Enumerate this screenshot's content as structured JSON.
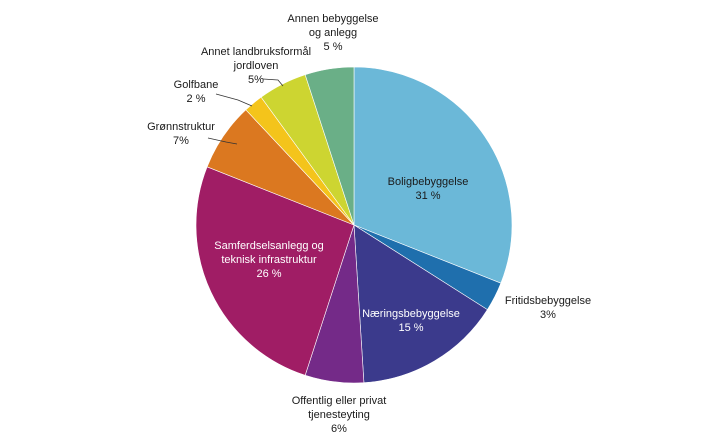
{
  "chart_data": {
    "type": "pie",
    "start_angle_deg": 0,
    "direction": "clockwise",
    "slices": [
      {
        "name": "Boligbebyggelse",
        "label_lines": [
          "Boligbebyggelse",
          "31 %"
        ],
        "value": 31,
        "color": "#6bb8d8",
        "label_pos": "inside",
        "label_color": "dark"
      },
      {
        "name": "Fritidsbebyggelse",
        "label_lines": [
          "Fritidsbebyggelse",
          "3%"
        ],
        "value": 3,
        "color": "#1f6fad",
        "label_pos": "outside"
      },
      {
        "name": "Næringsbebyggelse",
        "label_lines": [
          "Næringsbebyggelse",
          "15 %"
        ],
        "value": 15,
        "color": "#3b3a8c",
        "label_pos": "inside",
        "label_color": "light"
      },
      {
        "name": "Offentlig eller privat tjenesteyting",
        "label_lines": [
          "Offentlig eller privat",
          "tjenesteyting",
          "6%"
        ],
        "value": 6,
        "color": "#742a88",
        "label_pos": "outside"
      },
      {
        "name": "Samferdselsanlegg og teknisk infrastruktur",
        "label_lines": [
          "Samferdselsanlegg og",
          "teknisk infrastruktur",
          "26 %"
        ],
        "value": 26,
        "color": "#a01d65",
        "label_pos": "inside",
        "label_color": "light"
      },
      {
        "name": "Grønnstruktur",
        "label_lines": [
          "Grønnstruktur",
          "7%"
        ],
        "value": 7,
        "color": "#db7820",
        "label_pos": "outside"
      },
      {
        "name": "Golfbane",
        "label_lines": [
          "Golfbane",
          "2 %"
        ],
        "value": 2,
        "color": "#f4c41b",
        "label_pos": "outside"
      },
      {
        "name": "Annet landbruksformål jordloven",
        "label_lines": [
          "Annet landbruksformål",
          "jordloven",
          "5%"
        ],
        "value": 5,
        "color": "#cdd531",
        "label_pos": "outside"
      },
      {
        "name": "Annen bebyggelse og anlegg",
        "label_lines": [
          "Annen bebyggelse",
          "og anlegg",
          "5 %"
        ],
        "value": 5,
        "color": "#6aaf87",
        "label_pos": "outside"
      }
    ]
  }
}
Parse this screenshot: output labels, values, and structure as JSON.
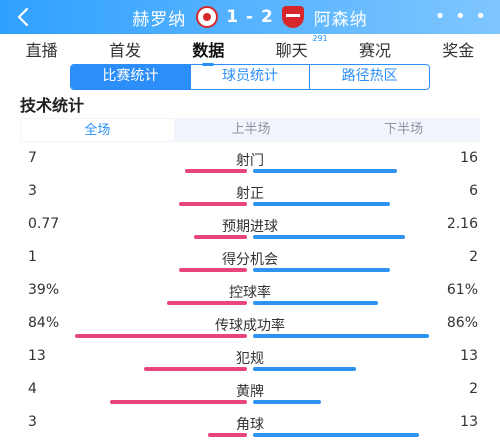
{
  "header": {
    "back_icon": "chevron-left-icon",
    "home_team": "赫罗纳",
    "away_team": "阿森纳",
    "score": "1 - 2",
    "more": "• • •"
  },
  "tabs": [
    {
      "label": "直播"
    },
    {
      "label": "首发"
    },
    {
      "label": "数据",
      "active": true
    },
    {
      "label": "聊天",
      "badge": "291"
    },
    {
      "label": "赛况"
    },
    {
      "label": "奖金"
    }
  ],
  "segments": [
    "比赛统计",
    "球员统计",
    "路径热区"
  ],
  "section_title": "技术统计",
  "periods": [
    "全场",
    "上半场",
    "下半场"
  ],
  "colors": {
    "home": "#e8457a",
    "away": "#2d92f0",
    "accent": "#2c8ef8"
  },
  "stats": [
    {
      "label": "射门",
      "home": "7",
      "away": "16",
      "home_fraction": 0.3,
      "away_fraction": 0.7
    },
    {
      "label": "射正",
      "home": "3",
      "away": "6",
      "home_fraction": 0.33,
      "away_fraction": 0.67
    },
    {
      "label": "预期进球",
      "home": "0.77",
      "away": "2.16",
      "home_fraction": 0.26,
      "away_fraction": 0.74
    },
    {
      "label": "得分机会",
      "home": "1",
      "away": "2",
      "home_fraction": 0.33,
      "away_fraction": 0.67
    },
    {
      "label": "控球率",
      "home": "39%",
      "away": "61%",
      "home_fraction": 0.39,
      "away_fraction": 0.61
    },
    {
      "label": "传球成功率",
      "home": "84%",
      "away": "86%",
      "home_fraction": 0.84,
      "away_fraction": 0.86
    },
    {
      "label": "犯规",
      "home": "13",
      "away": "13",
      "home_fraction": 0.5,
      "away_fraction": 0.5
    },
    {
      "label": "黄牌",
      "home": "4",
      "away": "2",
      "home_fraction": 0.67,
      "away_fraction": 0.33
    },
    {
      "label": "角球",
      "home": "3",
      "away": "13",
      "home_fraction": 0.19,
      "away_fraction": 0.81
    }
  ]
}
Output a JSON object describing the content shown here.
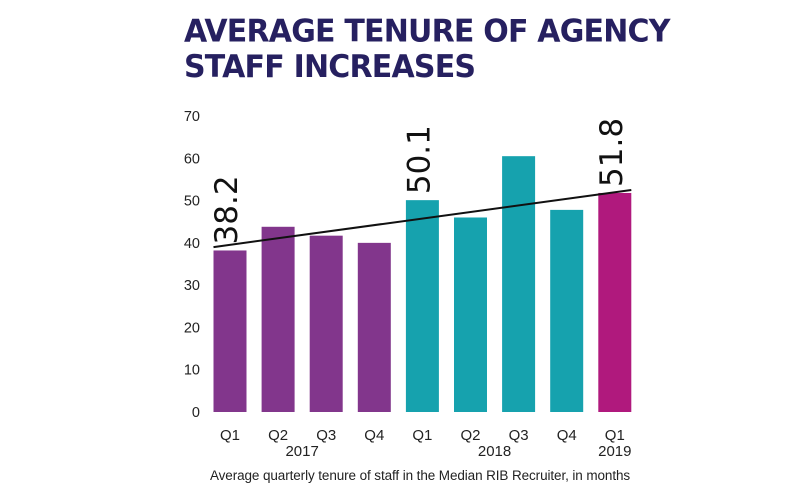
{
  "title_lines": [
    "AVERAGE TENURE OF AGENCY",
    "STAFF INCREASES"
  ],
  "caption": "Average quarterly tenure of staff in the Median RIB Recruiter, in months",
  "chart_data": {
    "type": "bar",
    "title": "AVERAGE TENURE OF AGENCY STAFF INCREASES",
    "categories": [
      "Q1",
      "Q2",
      "Q3",
      "Q4",
      "Q1",
      "Q2",
      "Q3",
      "Q4",
      "Q1"
    ],
    "groups": [
      {
        "label": "2017",
        "start": 0,
        "end": 3,
        "color": "#82368c"
      },
      {
        "label": "2018",
        "start": 4,
        "end": 7,
        "color": "#16a2ae"
      },
      {
        "label": "2019",
        "start": 8,
        "end": 8,
        "color": "#b0197d"
      }
    ],
    "values": [
      38.2,
      43.8,
      41.7,
      40.0,
      50.1,
      46.0,
      60.5,
      47.8,
      51.8
    ],
    "yticks": [
      0,
      10,
      20,
      30,
      40,
      50,
      60,
      70
    ],
    "ylim": [
      0,
      70
    ],
    "xlabel": "",
    "ylabel": "",
    "grid": false,
    "trendline": {
      "start": 39.0,
      "end": 52.5
    },
    "data_labels": [
      {
        "index": 0,
        "text": "38.2"
      },
      {
        "index": 4,
        "text": "50.1"
      },
      {
        "index": 8,
        "text": "51.8"
      }
    ]
  }
}
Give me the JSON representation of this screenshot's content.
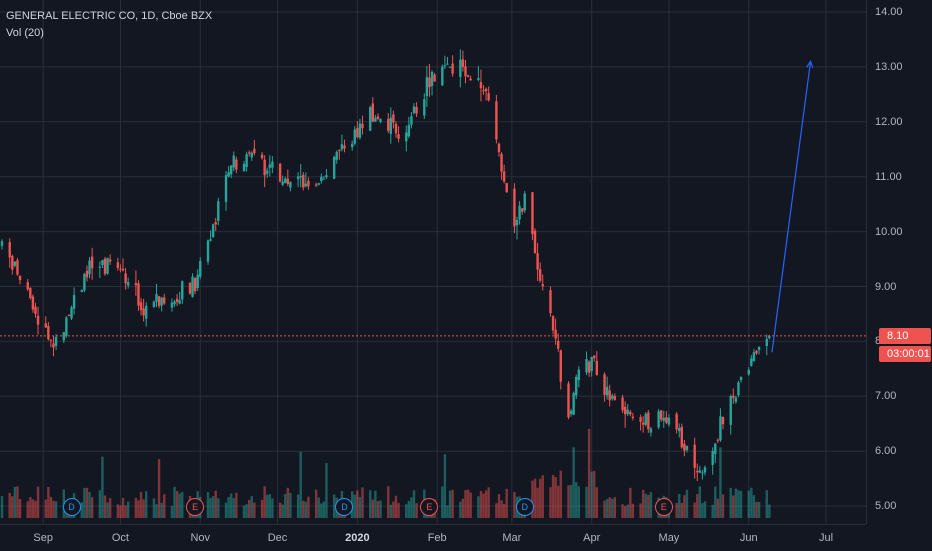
{
  "legend": {
    "symbol_line": "GENERAL ELECTRIC CO, 1D, Cboe BZX",
    "volume_label": "Vol (20)"
  },
  "current_price": {
    "label": "8.10",
    "countdown": "03:00:01",
    "value": 8.1
  },
  "colors": {
    "up": "#26a69a",
    "down": "#ef5350",
    "background": "#131722",
    "grid": "#2a2e39",
    "arrow": "#2962ff"
  },
  "events": [
    {
      "type": "D",
      "label": "D",
      "month": "Sep"
    },
    {
      "type": "E",
      "label": "E",
      "month": "Oct"
    },
    {
      "type": "D",
      "label": "D",
      "month": "Dec"
    },
    {
      "type": "E",
      "label": "E",
      "month": "Jan"
    },
    {
      "type": "D",
      "label": "D",
      "month": "Mar"
    },
    {
      "type": "E",
      "label": "E",
      "month": "Apr"
    }
  ],
  "chart_data": {
    "type": "candlestick",
    "title": "GENERAL ELECTRIC CO, 1D, Cboe BZX",
    "y_ticks": [
      "14.00",
      "13.00",
      "12.00",
      "11.00",
      "10.00",
      "9.00",
      "8.00",
      "7.00",
      "6.00",
      "5.00"
    ],
    "x_ticks": [
      "Sep",
      "Oct",
      "Nov",
      "Dec",
      "2020",
      "Feb",
      "Mar",
      "Apr",
      "May",
      "Jun",
      "Jul"
    ],
    "ylim": [
      4.8,
      14.2
    ],
    "trend_keypoints": [
      {
        "date": "2019-08-16",
        "close": 9.8
      },
      {
        "date": "2019-08-27",
        "close": 8.7
      },
      {
        "date": "2019-09-05",
        "close": 7.9
      },
      {
        "date": "2019-09-18",
        "close": 9.3
      },
      {
        "date": "2019-10-01",
        "close": 9.4
      },
      {
        "date": "2019-10-10",
        "close": 8.6
      },
      {
        "date": "2019-10-30",
        "close": 9.05
      },
      {
        "date": "2019-11-05",
        "close": 10.0
      },
      {
        "date": "2019-11-13",
        "close": 11.2
      },
      {
        "date": "2019-11-20",
        "close": 11.4
      },
      {
        "date": "2019-12-05",
        "close": 10.9
      },
      {
        "date": "2019-12-19",
        "close": 11.0
      },
      {
        "date": "2020-01-06",
        "close": 12.1
      },
      {
        "date": "2020-01-20",
        "close": 11.8
      },
      {
        "date": "2020-01-29",
        "close": 12.8
      },
      {
        "date": "2020-02-12",
        "close": 13.0
      },
      {
        "date": "2020-02-20",
        "close": 12.5
      },
      {
        "date": "2020-03-02",
        "close": 10.2
      },
      {
        "date": "2020-03-06",
        "close": 10.6
      },
      {
        "date": "2020-03-12",
        "close": 9.0
      },
      {
        "date": "2020-03-17",
        "close": 8.3
      },
      {
        "date": "2020-03-23",
        "close": 6.5
      },
      {
        "date": "2020-03-26",
        "close": 7.4
      },
      {
        "date": "2020-04-02",
        "close": 7.6
      },
      {
        "date": "2020-04-09",
        "close": 6.9
      },
      {
        "date": "2020-04-21",
        "close": 6.5
      },
      {
        "date": "2020-05-01",
        "close": 6.6
      },
      {
        "date": "2020-05-14",
        "close": 5.6
      },
      {
        "date": "2020-05-22",
        "close": 6.6
      },
      {
        "date": "2020-06-03",
        "close": 7.7
      },
      {
        "date": "2020-06-08",
        "close": 8.1
      }
    ],
    "projection_arrow": {
      "from": {
        "date": "2020-06-10",
        "price": 7.8
      },
      "to": {
        "date": "2020-06-25",
        "price": 13.1
      }
    },
    "volume": {
      "name": "Vol (20)"
    }
  }
}
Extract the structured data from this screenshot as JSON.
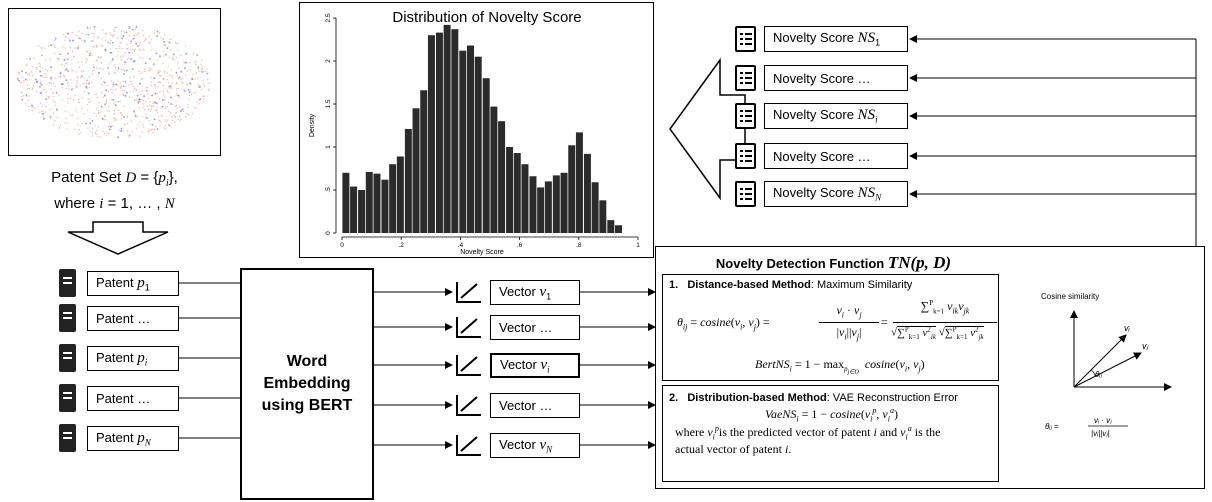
{
  "patent_set": {
    "line1": "Patent Set D = {pᵢ},",
    "line2": "where i = 1, … , N"
  },
  "patents": [
    {
      "label": "Patent p₁"
    },
    {
      "label": "Patent …"
    },
    {
      "label": "Patent pᵢ"
    },
    {
      "label": "Patent …"
    },
    {
      "label": "Patent p_N"
    }
  ],
  "embedding": {
    "line1": "Word",
    "line2": "Embedding",
    "line3": "using BERT"
  },
  "vectors": [
    {
      "label": "Vector v₁"
    },
    {
      "label": "Vector …"
    },
    {
      "label": "Vector vᵢ"
    },
    {
      "label": "Vector …"
    },
    {
      "label": "Vector v_N"
    }
  ],
  "novelty_scores": [
    {
      "label": "Novelty Score NS₁"
    },
    {
      "label": "Novelty Score …"
    },
    {
      "label": "Novelty Score NSᵢ"
    },
    {
      "label": "Novelty Score …"
    },
    {
      "label": "Novelty Score NS_N"
    }
  ],
  "ndf": {
    "title_text": "Novelty Detection Function",
    "title_math": "TN(p, D)",
    "m1_num": "1.",
    "m1_name": "Distance-based Method",
    "m1_desc": ": Maximum Similarity",
    "m1_eq": "θᵢⱼ = cosine(vᵢ, vⱼ) = vᵢ · vⱼ / |vᵢ||vⱼ| = Σᵖₖ₌₁ vᵢₖvⱼₖ / √(Σᵖₖ₌₁ v²ᵢₖ) √(Σᵖₖ₌₁ v²ⱼₖ)",
    "m1_bert": "BertNSᵢ = 1 − max_{pⱼ∈Dᵢ} cosine(vᵢ, vⱼ)",
    "m2_num": "2.",
    "m2_name": "Distribution-based Method",
    "m2_desc": ": VAE Reconstruction Error",
    "m2_eq": "VaeNSᵢ = 1 − cosine(vᵢᵖ, vᵢᵃ)",
    "m2_text1": "where vᵢᵖ is the predicted vector of patent i and vᵢᵃ is the",
    "m2_text2": "actual vector of patent i."
  },
  "cosine_panel": {
    "title": "Cosine similarity",
    "vi": "vᵢ",
    "vj": "vⱼ",
    "theta": "θᵢⱼ",
    "formula_lhs": "θᵢⱼ =",
    "formula_num": "vᵢ · vⱼ",
    "formula_den": "|vᵢ||vⱼ|"
  },
  "chart_data": {
    "type": "bar",
    "title": "Distribution of Novelty Score",
    "xlabel": "Novelty Score",
    "ylabel": "Density",
    "xlim": [
      0,
      1
    ],
    "ylim": [
      0,
      2.5
    ],
    "xticks": [
      "0",
      ".2",
      ".4",
      ".6",
      ".8",
      "1"
    ],
    "yticks": [
      "0",
      ".5",
      "1",
      "1.5",
      "2",
      "2.5"
    ],
    "bin_width": 0.0263,
    "bin_starts": [
      0.0,
      0.026,
      0.053,
      0.079,
      0.105,
      0.132,
      0.158,
      0.184,
      0.211,
      0.237,
      0.263,
      0.289,
      0.316,
      0.342,
      0.368,
      0.395,
      0.421,
      0.447,
      0.474,
      0.5,
      0.526,
      0.553,
      0.579,
      0.605,
      0.632,
      0.658,
      0.684,
      0.711,
      0.737,
      0.763,
      0.789,
      0.816,
      0.842,
      0.868,
      0.895,
      0.921
    ],
    "values": [
      0.7,
      0.54,
      0.5,
      0.71,
      0.69,
      0.62,
      0.8,
      0.89,
      1.21,
      1.45,
      1.66,
      2.3,
      2.33,
      2.42,
      2.37,
      2.12,
      2.18,
      2.05,
      1.8,
      1.47,
      1.3,
      1.0,
      0.93,
      0.8,
      0.66,
      0.53,
      0.6,
      0.67,
      0.7,
      1.02,
      1.17,
      0.92,
      0.59,
      0.38,
      0.15,
      0.09
    ]
  },
  "colors": {
    "line": "#000000",
    "dot_red": "#e8a18f",
    "dot_blue": "#6f78c8"
  }
}
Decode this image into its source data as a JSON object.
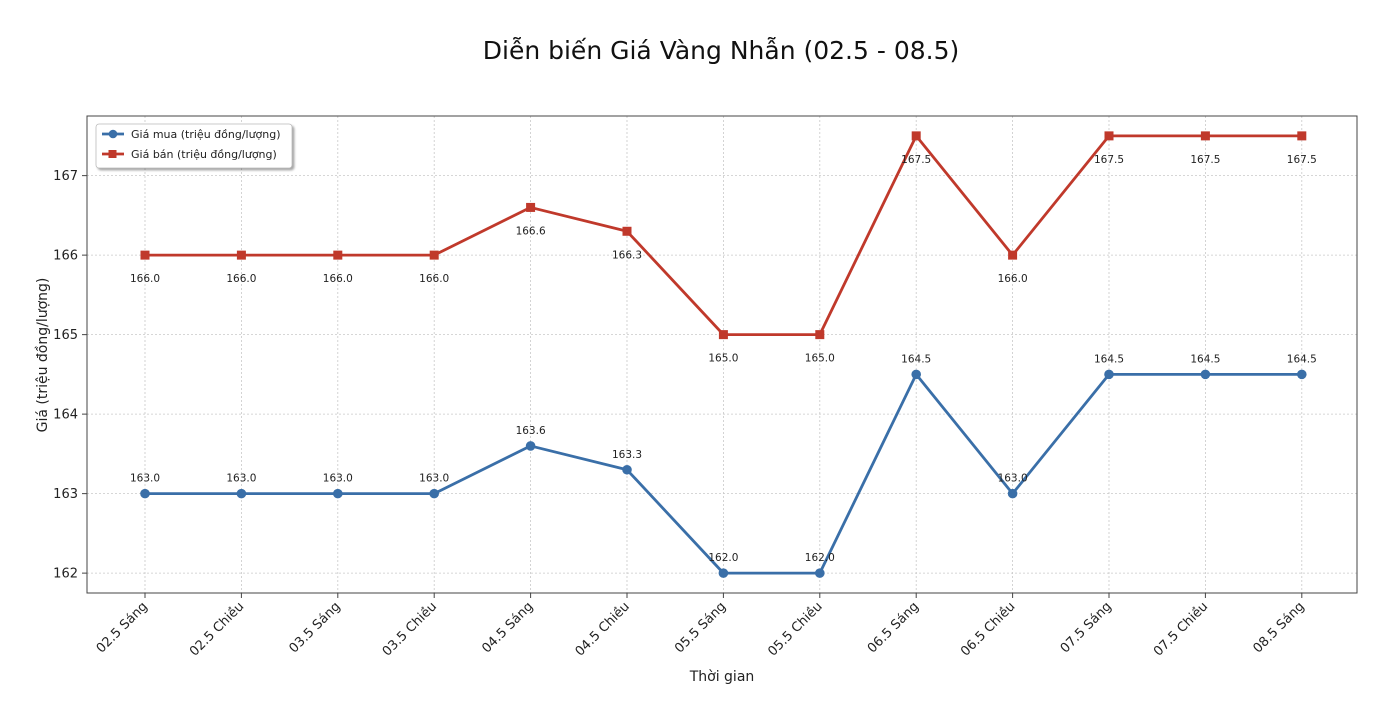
{
  "chart_data": {
    "type": "line",
    "title": "Diễn biến Giá Vàng Nhẫn (02.5 - 08.5)",
    "xlabel": "Thời gian",
    "ylabel": "Giá (triệu đồng/lượng)",
    "categories": [
      "02.5 Sáng",
      "02.5 Chiều",
      "03.5 Sáng",
      "03.5 Chiều",
      "04.5 Sáng",
      "04.5 Chiều",
      "05.5 Sáng",
      "05.5 Chiều",
      "06.5 Sáng",
      "06.5 Chiều",
      "07.5 Sáng",
      "07.5 Chiều",
      "08.5 Sáng"
    ],
    "ylim": [
      161.75,
      167.75
    ],
    "yticks": [
      162,
      163,
      164,
      165,
      166,
      167
    ],
    "grid": true,
    "legend_position": "top-left",
    "series": [
      {
        "name": "Giá mua (triệu đồng/lượng)",
        "color": "#3a6fa8",
        "marker": "circle",
        "label_position": "above",
        "values": [
          163.0,
          163.0,
          163.0,
          163.0,
          163.6,
          163.3,
          162.0,
          162.0,
          164.5,
          163.0,
          164.5,
          164.5,
          164.5
        ],
        "labels": [
          "163.0",
          "163.0",
          "163.0",
          "163.0",
          "163.6",
          "163.3",
          "162.0",
          "162.0",
          "164.5",
          "163.0",
          "164.5",
          "164.5",
          "164.5"
        ]
      },
      {
        "name": "Giá bán (triệu đồng/lượng)",
        "color": "#c0392b",
        "marker": "square",
        "label_position": "below",
        "values": [
          166.0,
          166.0,
          166.0,
          166.0,
          166.6,
          166.3,
          165.0,
          165.0,
          167.5,
          166.0,
          167.5,
          167.5,
          167.5
        ],
        "labels": [
          "166.0",
          "166.0",
          "166.0",
          "166.0",
          "166.6",
          "166.3",
          "165.0",
          "165.0",
          "167.5",
          "166.0",
          "167.5",
          "167.5",
          "167.5"
        ]
      }
    ]
  }
}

****************

**EXERCISE REQUIREMENTS**
Return from the data every line that holds "Boligbebyggelse".

**TASK OUTPUT**
        "name": "Boligbebyggelse",
          "Boligbebyggelse",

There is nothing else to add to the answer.